● **The request**
From the listing that follows, output everything exactly except the pictures.

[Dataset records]
::::
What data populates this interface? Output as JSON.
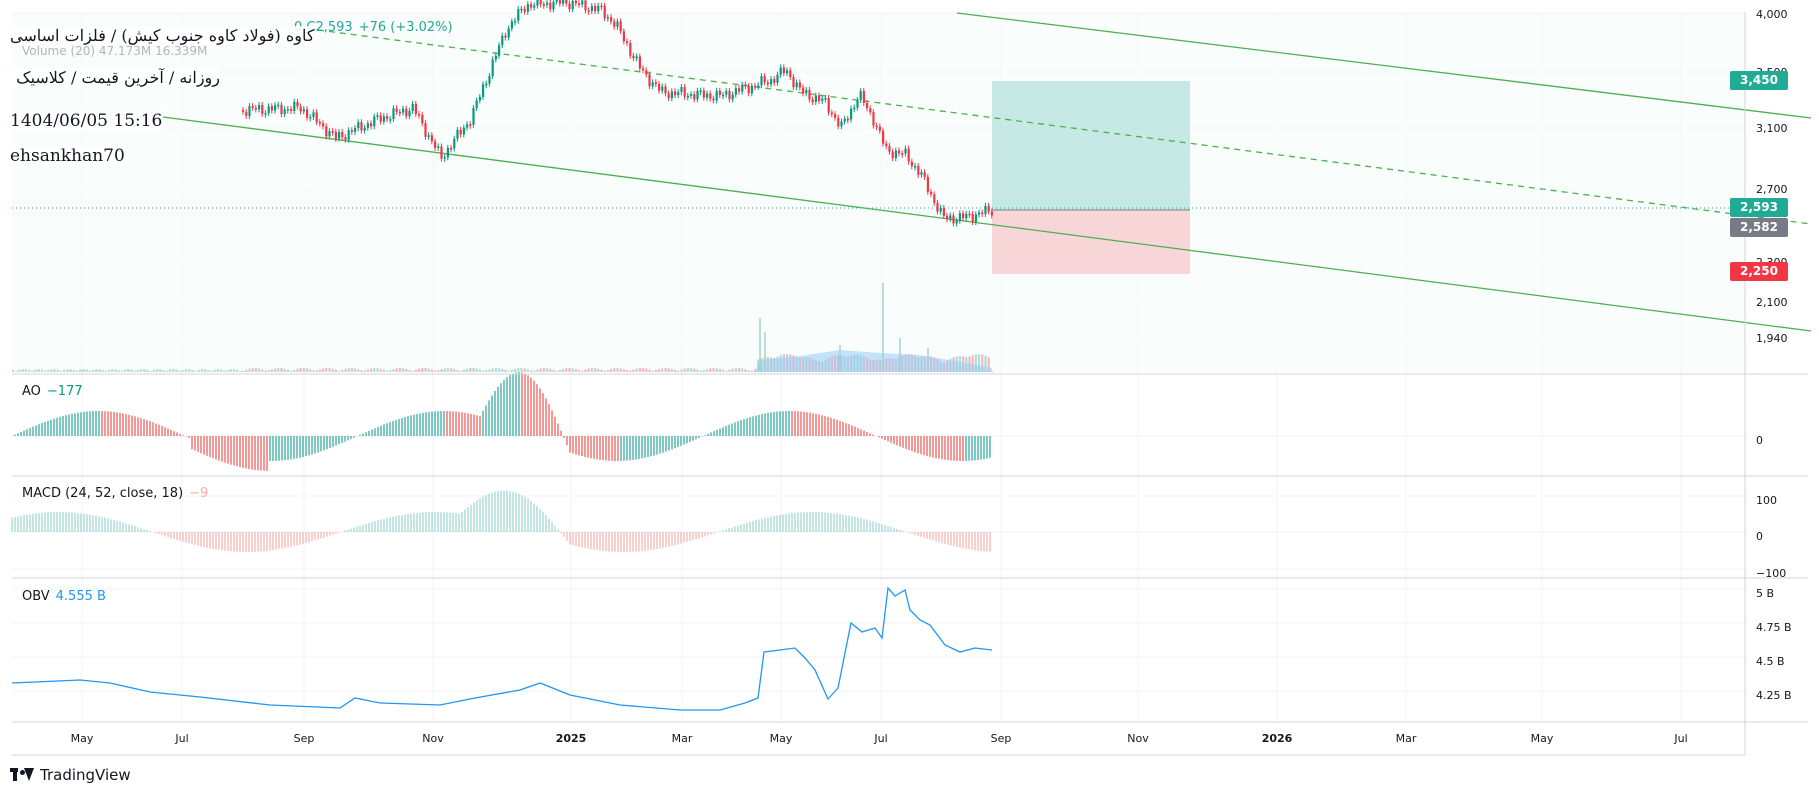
{
  "overlay": {
    "symbol_line": "کاوه (فولاد کاوه جنوب کیش) / فلزات اساسی",
    "subtitle_line": "روزانه / آخرین قیمت / کلاسیک",
    "date_line": "1404/06/05 15:16",
    "user_line": "ehsankhan70"
  },
  "legend": {
    "ohlc_close": "0 C2,593",
    "ohlc_change": "+76 (+3.02%)",
    "volume_label": "Volume (20)",
    "volume_values": "47.173M  16.339M"
  },
  "price_axis": {
    "ticks": [
      "4,000",
      "3,500",
      "3,100",
      "2,700",
      "2,300",
      "2,100",
      "1,940"
    ],
    "badges": [
      {
        "label": "3,450",
        "color": "#22ab94"
      },
      {
        "label": "2,593",
        "color": "#22ab94"
      },
      {
        "label": "2,582",
        "color": "#787b86"
      },
      {
        "label": "2,250",
        "color": "#f23645"
      }
    ]
  },
  "time_axis": {
    "labels": [
      "May",
      "Jul",
      "Sep",
      "Nov",
      "2025",
      "Mar",
      "May",
      "Jul",
      "Sep",
      "Nov",
      "2026",
      "Mar",
      "May",
      "Jul"
    ],
    "bold_labels": [
      "2025",
      "2026"
    ]
  },
  "indicators": {
    "ao": {
      "name": "AO",
      "value": "−177",
      "ticks": [
        "0"
      ],
      "value_color": "#089981"
    },
    "macd": {
      "name": "MACD (24, 52, close, 18)",
      "value": "−9",
      "ticks": [
        "100",
        "0",
        "−100"
      ],
      "value_color": "#f7a9a7"
    },
    "obv": {
      "name": "OBV",
      "value": "4.555 B",
      "ticks": [
        "5 B",
        "4.75 B",
        "4.5 B",
        "4.25 B"
      ],
      "value_color": "#2196f3"
    }
  },
  "position_tool": {
    "target": 3450,
    "entry": 2582,
    "stop": 2250,
    "target_color": "#b2dfdb",
    "stop_color": "#f8c5c9"
  },
  "colors": {
    "up": "#089981",
    "down": "#f23645",
    "channel": "#4caf50",
    "obv_line": "#2196f3"
  },
  "branding": {
    "logo_text": "TradingView"
  }
}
::::
● **Written solution**
What data populates this interface? Output as JSON.
{
  "overlay": {
    "symbol_line": "کاوه (فولاد کاوه جنوب کیش) / فلزات اساسی",
    "subtitle_line": "روزانه / آخرین قیمت / کلاسیک",
    "date_line": "1404/06/05 15:16",
    "user_line": "ehsankhan70"
  },
  "legend": {
    "ohlc_close": "0 C2,593",
    "ohlc_change": "+76 (+3.02%)",
    "volume_label": "Volume (20)",
    "volume_values": "47.173M  16.339M"
  },
  "price_axis": {
    "ticks": [
      "4,000",
      "3,500",
      "3,100",
      "2,700",
      "2,300",
      "2,100",
      "1,940"
    ],
    "badges": [
      {
        "label": "3,450",
        "color": "#22ab94"
      },
      {
        "label": "2,593",
        "color": "#22ab94"
      },
      {
        "label": "2,582",
        "color": "#787b86"
      },
      {
        "label": "2,250",
        "color": "#f23645"
      }
    ]
  },
  "time_axis": {
    "labels": [
      "May",
      "Jul",
      "Sep",
      "Nov",
      "2025",
      "Mar",
      "May",
      "Jul",
      "Sep",
      "Nov",
      "2026",
      "Mar",
      "May",
      "Jul"
    ],
    "bold_labels": [
      "2025",
      "2026"
    ]
  },
  "indicators": {
    "ao": {
      "name": "AO",
      "value": "−177",
      "ticks": [
        "0"
      ],
      "value_color": "#089981"
    },
    "macd": {
      "name": "MACD (24, 52, close, 18)",
      "value": "−9",
      "ticks": [
        "100",
        "0",
        "−100"
      ],
      "value_color": "#f7a9a7"
    },
    "obv": {
      "name": "OBV",
      "value": "4.555 B",
      "ticks": [
        "5 B",
        "4.75 B",
        "4.5 B",
        "4.25 B"
      ],
      "value_color": "#2196f3"
    }
  },
  "position_tool": {
    "target": 3450,
    "entry": 2582,
    "stop": 2250,
    "target_color": "#b2dfdb",
    "stop_color": "#f8c5c9"
  },
  "colors": {
    "up": "#089981",
    "down": "#f23645",
    "channel": "#4caf50",
    "obv_line": "#2196f3"
  },
  "branding": {
    "logo_text": "TradingView"
  }
}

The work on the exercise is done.